===== Provided data

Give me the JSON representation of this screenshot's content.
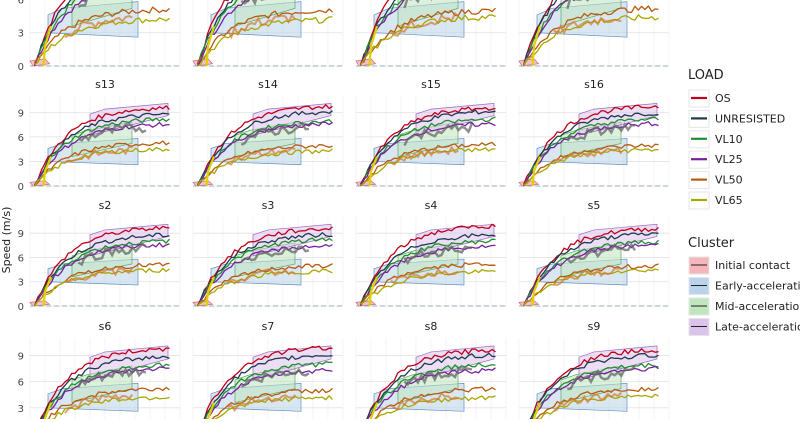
{
  "figure": {
    "ylabel": "Speed (m/s)"
  },
  "panel_titles": [
    "",
    "",
    "",
    "",
    "s13",
    "s14",
    "s15",
    "s16",
    "s2",
    "s3",
    "s4",
    "s5",
    "s6",
    "s7",
    "s8",
    "s9"
  ],
  "legend": {
    "load_title": "LOAD",
    "load_items": [
      {
        "label": "OS",
        "color": "#c0001a"
      },
      {
        "label": "UNRESISTED",
        "color": "#1f3a4d"
      },
      {
        "label": "VL10",
        "color": "#1f8f2f"
      },
      {
        "label": "VL25",
        "color": "#7a1fa0"
      },
      {
        "label": "VL50",
        "color": "#b85a10"
      },
      {
        "label": "VL65",
        "color": "#a8a800"
      }
    ],
    "cluster_title": "Cluster",
    "cluster_items": [
      {
        "label": "Initial contact",
        "fill": "#f4b6bb",
        "color": "#d06a74"
      },
      {
        "label": "Early-acceleration",
        "fill": "#b9d3ea",
        "color": "#5f8fc0"
      },
      {
        "label": "Mid-acceleration",
        "fill": "#bfe6bf",
        "color": "#5aaa5a"
      },
      {
        "label": "Late-acceleration",
        "fill": "#dcc3ec",
        "color": "#9a6abf"
      }
    ]
  },
  "chart_data": {
    "type": "line",
    "ylabel": "Speed (m/s)",
    "yticks": [
      0,
      3,
      6,
      9
    ],
    "ylim": [
      0,
      11
    ],
    "panels": [
      "",
      "",
      "",
      "",
      "s13",
      "s14",
      "s15",
      "s16",
      "s2",
      "s3",
      "s4",
      "s5",
      "s6",
      "s7",
      "s8",
      "s9"
    ],
    "series": [
      {
        "name": "OS",
        "final_speed": 9.9
      },
      {
        "name": "UNRESISTED",
        "final_speed": 9.1
      },
      {
        "name": "VL10",
        "final_speed": 8.2
      },
      {
        "name": "VL25",
        "final_speed": 7.6
      },
      {
        "name": "VL50",
        "final_speed": 5.2
      },
      {
        "name": "VL65",
        "final_speed": 4.4
      }
    ]
  }
}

==========

### Task directions
Generate a word-for-word copy of the preceding records, excluding all pictures.

### Problem solution
Give me the JSON representation of this screenshot's content.
{
  "figure": {
    "ylabel": "Speed (m/s)"
  },
  "panel_titles": [
    "",
    "",
    "",
    "",
    "s13",
    "s14",
    "s15",
    "s16",
    "s2",
    "s3",
    "s4",
    "s5",
    "s6",
    "s7",
    "s8",
    "s9"
  ],
  "legend": {
    "load_title": "LOAD",
    "load_items": [
      {
        "label": "OS",
        "color": "#c0001a"
      },
      {
        "label": "UNRESISTED",
        "color": "#1f3a4d"
      },
      {
        "label": "VL10",
        "color": "#1f8f2f"
      },
      {
        "label": "VL25",
        "color": "#7a1fa0"
      },
      {
        "label": "VL50",
        "color": "#b85a10"
      },
      {
        "label": "VL65",
        "color": "#a8a800"
      }
    ],
    "cluster_title": "Cluster",
    "cluster_items": [
      {
        "label": "Initial contact",
        "fill": "#f4b6bb",
        "color": "#d06a74"
      },
      {
        "label": "Early-acceleration",
        "fill": "#b9d3ea",
        "color": "#5f8fc0"
      },
      {
        "label": "Mid-acceleration",
        "fill": "#bfe6bf",
        "color": "#5aaa5a"
      },
      {
        "label": "Late-acceleration",
        "fill": "#dcc3ec",
        "color": "#9a6abf"
      }
    ]
  },
  "chart_data": {
    "type": "line",
    "ylabel": "Speed (m/s)",
    "yticks": [
      0,
      3,
      6,
      9
    ],
    "ylim": [
      0,
      11
    ],
    "panels": [
      "",
      "",
      "",
      "",
      "s13",
      "s14",
      "s15",
      "s16",
      "s2",
      "s3",
      "s4",
      "s5",
      "s6",
      "s7",
      "s8",
      "s9"
    ],
    "series": [
      {
        "name": "OS",
        "final_speed": 9.9
      },
      {
        "name": "UNRESISTED",
        "final_speed": 9.1
      },
      {
        "name": "VL10",
        "final_speed": 8.2
      },
      {
        "name": "VL25",
        "final_speed": 7.6
      },
      {
        "name": "VL50",
        "final_speed": 5.2
      },
      {
        "name": "VL65",
        "final_speed": 4.4
      }
    ]
  }
}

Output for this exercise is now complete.